Data in this exercise Start Marker

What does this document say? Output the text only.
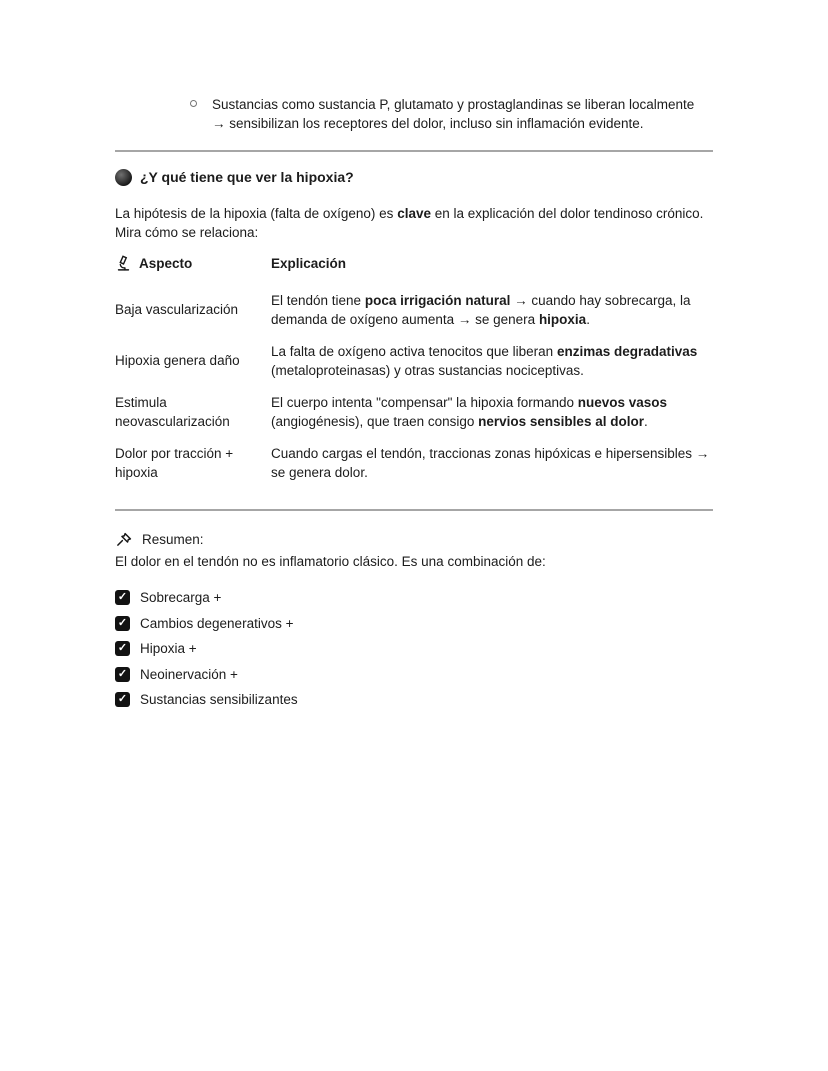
Sustancias como sustancia P, glutamato y prostaglandinas se liberan localmente → sensibilizan los receptores del dolor, incluso sin inflamación evidente.
¿Y qué tiene que ver la hipoxia?
La hipótesis de la hipoxia (falta de oxígeno) es clave en la explicación del dolor tendinoso crónico. Mira cómo se relaciona:
Aspecto	Explicación
Baja vascularización	El tendón tiene poca irrigación natural → cuando hay sobrecarga, la demanda de oxígeno aumenta → se genera hipoxia.
Hipoxia genera daño	La falta de oxígeno activa tenocitos que liberan enzimas degradativas (metaloproteinasas) y otras sustancias nociceptivas.
Estimula neovascularización	El cuerpo intenta "compensar" la hipoxia formando nuevos vasos (angiogénesis), que traen consigo nervios sensibles al dolor.
Dolor por tracción + hipoxia	Cuando cargas el tendón, traccionas zonas hipóxicas e hipersensibles → se genera dolor.
Resumen:
El dolor en el tendón no es inflamatorio clásico. Es una combinación de:
✓ Sobrecarga +
✓ Cambios degenerativos +
✓ Hipoxia +
✓ Neoinervación +
✓ Sustancias sensibilizantes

Data in this exercise End Marker

Aim of the exercise |
In the entries above, count each line that holds "dolor". Give the total and nothing else.

Task solution |
5